Stated task →
All of the entries must be reproduced exactly, with no images carried over.

Extracted records →
┄┄┄┄┄┄

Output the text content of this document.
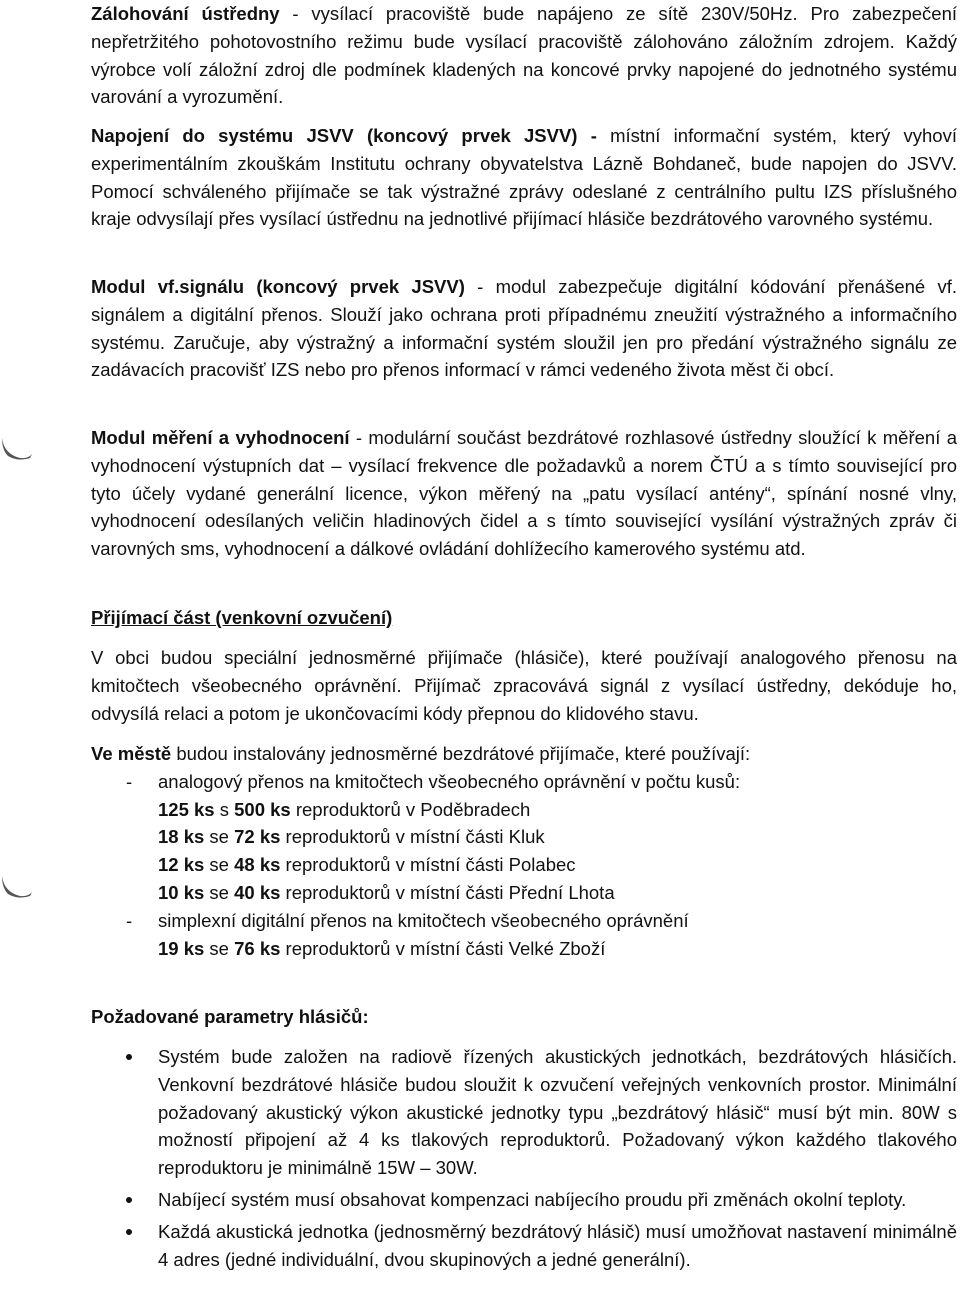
Zálohování ústředny - vysílací pracoviště bude napájeno ze sítě 230V/50Hz. Pro zabezpečení nepřetržitého pohotovostního režimu bude vysílací pracoviště zálohováno záložním zdrojem. Každý výrobce volí záložní zdroj dle podmínek kladených na koncové prvky napojené do jednotného systému varování a vyrozumění.

Napojení do systému JSVV (koncový prvek JSVV) - místní informační systém, který vyhoví experimentálním zkouškám Institutu ochrany obyvatelstva Lázně Bohdaneč, bude napojen do JSVV. Pomocí schváleného přijímače se tak výstražné zprávy odeslané z centrálního pultu IZS příslušného kraje odvysílají přes vysílací ústřednu na jednotlivé přijímací hlásiče bezdrátového varovného systému.

Modul vf.signálu (koncový prvek JSVV) - modul zabezpečuje digitální kódování přenášené vf. signálem a digitální přenos. Slouží jako ochrana proti případnému zneužití výstražného a informačního systému. Zaručuje, aby výstražný a informační systém sloužil jen pro předání výstražného signálu ze zadávacích pracovišť IZS nebo pro přenos informací v rámci vedeného života měst či obcí.

Modul měření a vyhodnocení - modulární součást bezdrátové rozhlasové ústředny sloužící k měření a vyhodnocení výstupních dat – vysílací frekvence dle požadavků a norem ČTÚ a s tímto související pro tyto účely vydané generální licence, výkon měřený na „patu vysílací antény“, spínání nosné vlny, vyhodnocení odesílaných veličin hladinových čidel a s tímto související vysílání výstražných zpráv či varovných sms, vyhodnocení a dálkové ovládání dohlížecího kamerového systému atd.

Přijímací část (venkovní ozvučení)

V obci budou speciální jednosměrné přijímače (hlásiče), které používají analogového přenosu na kmitočtech všeobecného oprávnění. Přijímač zpracovává signál z vysílací ústředny, dekóduje ho, odvysílá relaci a potom je ukončovacími kódy přepnou do klidového stavu.

Ve městě budou instalovány jednosměrné bezdrátové přijímače, které používají:

- analogový přenos na kmitočtech všeobecného oprávnění v počtu kusů:
125 ks s 500 ks reproduktorů v Poděbradech
18 ks se 72 ks reproduktorů v místní části Kluk
12 ks se 48 ks reproduktorů v místní části Polabec
10 ks se 40 ks reproduktorů v místní části Přední Lhota
- simplexní digitální přenos na kmitočtech všeobecného oprávnění
19 ks se 76 ks reproduktorů v místní části Velké Zboží

Požadované parametry hlásičů:

Systém bude založen na radiově řízených akustických jednotkách, bezdrátových hlásičích. Venkovní bezdrátové hlásiče budou sloužit k ozvučení veřejných venkovních prostor. Minimální požadovaný akustický výkon akustické jednotky typu „bezdrátový hlásič“ musí být min. 80W s možností připojení až 4 ks tlakových reproduktorů. Požadovaný výkon každého tlakového reproduktoru je minimálně 15W – 30W.
Nabíjecí systém musí obsahovat kompenzaci nabíjecího proudu při změnách okolní teploty.
Každá akustická jednotka (jednosměrný bezdrátový hlásič) musí umožňovat nastavení minimálně 4 adres (jedné individuální, dvou skupinových a jedné generální).
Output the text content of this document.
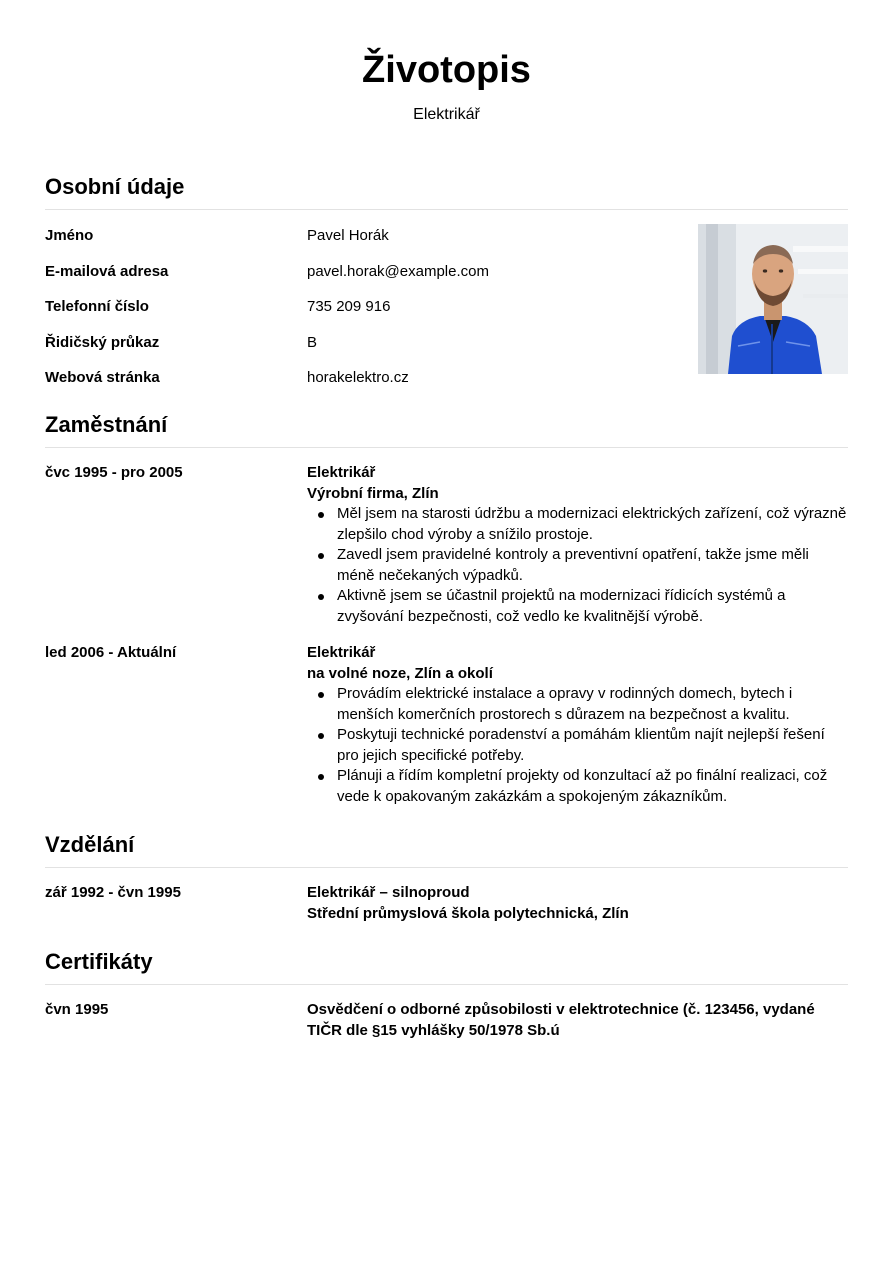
Životopis
Elektrikář
Osobní údaje
Jméno	Pavel Horák
E-mailová adresa	pavel.horak@example.com
Telefonní číslo	735 209 916
Řidičský průkaz	B
Webová stránka	horakelektro.cz
Zaměstnání
čvc 1995 - pro 2005	Elektrikář
Výrobní firma, Zlín
Měl jsem na starosti údržbu a modernizaci elektrických zařízení, což výrazně zlepšilo chod výroby a snížilo prostoje.
Zavedl jsem pravidelné kontroly a preventivní opatření, takže jsme měli méně nečekaných výpadků.
Aktivně jsem se účastnil projektů na modernizaci řídicích systémů a zvyšování bezpečnosti, což vedlo ke kvalitnější výrobě.
led 2006 - Aktuální	Elektrikář
na volné noze, Zlín a okolí
Provádím elektrické instalace a opravy v rodinných domech, bytech i menších komerčních prostorech s důrazem na bezpečnost a kvalitu.
Poskytuji technické poradenství a pomáhám klientům najít nejlepší řešení pro jejich specifické potřeby.
Plánuji a řídím kompletní projekty od konzultací až po finální realizaci, což vede k opakovaným zakázkám a spokojeným zákazníkům.
Vzdělání
zář 1992 - čvn 1995	Elektrikář – silnoproud
Střední průmyslová škola polytechnická, Zlín
Certifikáty
čvn 1995	Osvědčení o odborné způsobilosti v elektrotechnice (č. 123456, vydané TIČR dle §15 vyhlášky 50/1978 Sb.ú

┄┄┄┄┄┄

Response to this exercise →
Output the text content of this document.
Zálohování ústředny - vysílací pracoviště bude napájeno ze sítě 230V/50Hz. Pro zabezpečení nepřetržitého pohotovostního režimu bude vysílací pracoviště zálohováno záložním zdrojem. Každý výrobce volí záložní zdroj dle podmínek kladených na koncové prvky napojené do jednotného systému varování a vyrozumění.

Napojení do systému JSVV (koncový prvek JSVV) - místní informační systém, který vyhoví experimentálním zkouškám Institutu ochrany obyvatelstva Lázně Bohdaneč, bude napojen do JSVV. Pomocí schváleného přijímače se tak výstražné zprávy odeslané z centrálního pultu IZS příslušného kraje odvysílají přes vysílací ústřednu na jednotlivé přijímací hlásiče bezdrátového varovného systému.

Modul vf.signálu (koncový prvek JSVV) - modul zabezpečuje digitální kódování přenášené vf. signálem a digitální přenos. Slouží jako ochrana proti případnému zneužití výstražného a informačního systému. Zaručuje, aby výstražný a informační systém sloužil jen pro předání výstražného signálu ze zadávacích pracovišť IZS nebo pro přenos informací v rámci vedeného života měst či obcí.

Modul měření a vyhodnocení - modulární součást bezdrátové rozhlasové ústředny sloužící k měření a vyhodnocení výstupních dat – vysílací frekvence dle požadavků a norem ČTÚ a s tímto související pro tyto účely vydané generální licence, výkon měřený na „patu vysílací antény“, spínání nosné vlny, vyhodnocení odesílaných veličin hladinových čidel a s tímto související vysílání výstražných zpráv či varovných sms, vyhodnocení a dálkové ovládání dohlížecího kamerového systému atd.

Přijímací část (venkovní ozvučení)

V obci budou speciální jednosměrné přijímače (hlásiče), které používají analogového přenosu na kmitočtech všeobecného oprávnění. Přijímač zpracovává signál z vysílací ústředny, dekóduje ho, odvysílá relaci a potom je ukončovacími kódy přepnou do klidového stavu.

Ve městě budou instalovány jednosměrné bezdrátové přijímače, které používají:

- analogový přenos na kmitočtech všeobecného oprávnění v počtu kusů:
125 ks s 500 ks reproduktorů v Poděbradech
18 ks se 72 ks reproduktorů v místní části Kluk
12 ks se 48 ks reproduktorů v místní části Polabec
10 ks se 40 ks reproduktorů v místní části Přední Lhota
- simplexní digitální přenos na kmitočtech všeobecného oprávnění
19 ks se 76 ks reproduktorů v místní části Velké Zboží

Požadované parametry hlásičů:

Systém bude založen na radiově řízených akustických jednotkách, bezdrátových hlásičích. Venkovní bezdrátové hlásiče budou sloužit k ozvučení veřejných venkovních prostor. Minimální požadovaný akustický výkon akustické jednotky typu „bezdrátový hlásič“ musí být min. 80W s možností připojení až 4 ks tlakových reproduktorů. Požadovaný výkon každého tlakového reproduktoru je minimálně 15W – 30W.
Nabíjecí systém musí obsahovat kompenzaci nabíjecího proudu při změnách okolní teploty.
Každá akustická jednotka (jednosměrný bezdrátový hlásič) musí umožňovat nastavení minimálně 4 adres (jedné individuální, dvou skupinových a jedné generální).
Output the text content of this document.
Životopis
Elektrikář
Osobní údaje
Jméno	Pavel Horák
E-mailová adresa	pavel.horak@example.com
Telefonní číslo	735 209 916
Řidičský průkaz	B
Webová stránka	horakelektro.cz
Zaměstnání
čvc 1995 - pro 2005	Elektrikář
Výrobní firma, Zlín
Měl jsem na starosti údržbu a modernizaci elektrických zařízení, což výrazně zlepšilo chod výroby a snížilo prostoje.
Zavedl jsem pravidelné kontroly a preventivní opatření, takže jsme měli méně nečekaných výpadků.
Aktivně jsem se účastnil projektů na modernizaci řídicích systémů a zvyšování bezpečnosti, což vedlo ke kvalitnější výrobě.
led 2006 - Aktuální	Elektrikář
na volné noze, Zlín a okolí
Provádím elektrické instalace a opravy v rodinných domech, bytech i menších komerčních prostorech s důrazem na bezpečnost a kvalitu.
Poskytuji technické poradenství a pomáhám klientům najít nejlepší řešení pro jejich specifické potřeby.
Plánuji a řídím kompletní projekty od konzultací až po finální realizaci, což vede k opakovaným zakázkám a spokojeným zákazníkům.
Vzdělání
zář 1992 - čvn 1995	Elektrikář – silnoproud
Střední průmyslová škola polytechnická, Zlín
Certifikáty
čvn 1995	Osvědčení o odborné způsobilosti v elektrotechnice (č. 123456, vydané TIČR dle §15 vyhlášky 50/1978 Sb.ú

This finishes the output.